## DESCRIÇÃO DO PROBLEMA
Resuma em duas frases o trecho sobre partidos políticos.

## TRECHO DO TEXTO

● ● ● ● ● ● ●

Art. 17. É livre a criação, fusão, incorporação e extinção de partidos políticos, resguardados a soberania nacional, o regime democrático, o pluripartidarismo, os direitos fundamentais da pessoa humana e observados os seguintes preceitos:

...

A partir da década de 1990 o multipartidarismo se converte em um sistema (se é que se pode falar em sistema) amontoado e fragmentado de partidos que iremos denominar de hiperfragmentação. Algumas vozes se insurgiram dentro dos meios políticos contra o excesso de partidos e começam a pregar modificações na legislação eleitoral, chegando até mesmo a se falar em reforma política logo após a recém-aprovada Constituição Federal de 1988.

● ● ● ● ● ● ●

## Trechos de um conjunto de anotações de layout
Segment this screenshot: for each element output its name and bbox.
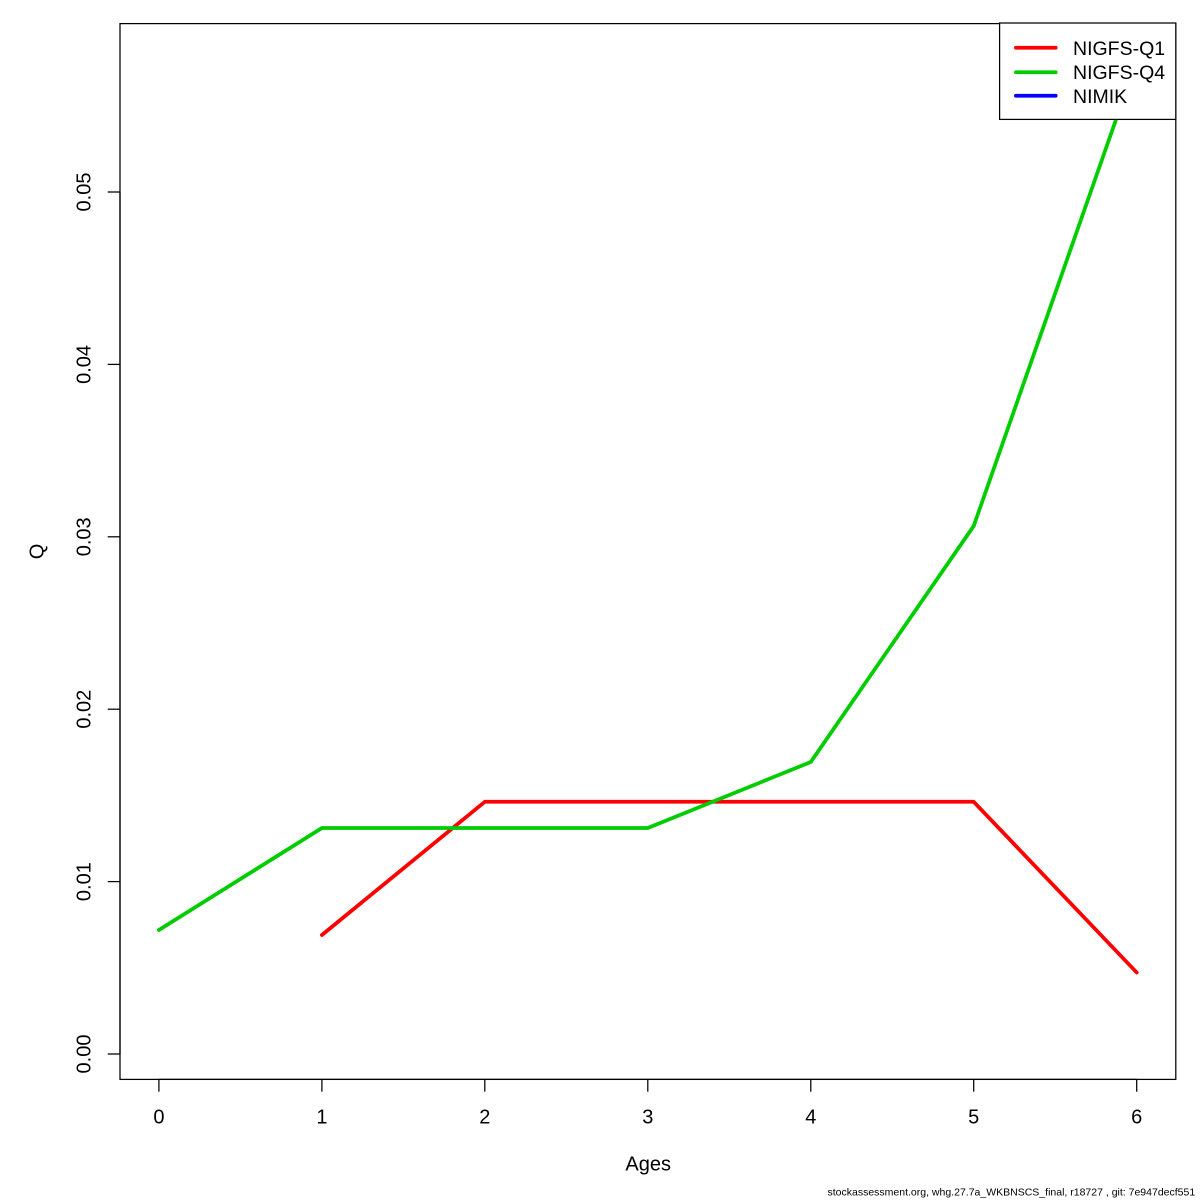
svg-text:NIGFS-Q4: NIGFS-Q4 <box>1073 62 1165 84</box>
svg-text:stockassessment.org, whg.27.7a: stockassessment.org, whg.27.7a_WKBNSCS_f… <box>827 1186 1195 1198</box>
svg-text:1: 1 <box>316 1106 327 1128</box>
svg-text:Ages: Ages <box>625 1154 671 1176</box>
svg-text:3: 3 <box>642 1106 653 1128</box>
svg-text:5: 5 <box>968 1106 979 1128</box>
svg-text:2: 2 <box>479 1106 490 1128</box>
svg-text:0.04: 0.04 <box>74 345 96 384</box>
svg-text:0.05: 0.05 <box>74 173 96 212</box>
svg-text:0: 0 <box>153 1106 164 1128</box>
svg-text:0.01: 0.01 <box>74 862 96 901</box>
svg-text:NIGFS-Q1: NIGFS-Q1 <box>1073 38 1165 60</box>
svg-text:0.03: 0.03 <box>74 517 96 556</box>
svg-text:0.00: 0.00 <box>74 1035 96 1074</box>
svg-text:NIMIK: NIMIK <box>1073 86 1127 108</box>
svg-text:Q: Q <box>26 544 48 560</box>
svg-text:6: 6 <box>1131 1106 1142 1128</box>
svg-text:4: 4 <box>805 1106 816 1128</box>
svg-text:0.02: 0.02 <box>74 690 96 729</box>
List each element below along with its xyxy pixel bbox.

● ● ● ● ● ● ●

## SOLUÇÃO
O art. 17 estabelece que a criação, fusão, incorporação e extinção de partidos políticos são livres, desde que resguardados a soberania nacional, o regime democrático, o pluripartidarismo e os direitos fundamentais da pessoa humana. A partir da década de 1990, o multipartidarismo se converteu em uma hiperfragmentação partidária, e algumas vozes nos meios políticos, contrárias ao excesso de partidos, passaram a pregar mudanças na legislação eleitoral e até uma reforma política logo após a Constituição Federal de 1988.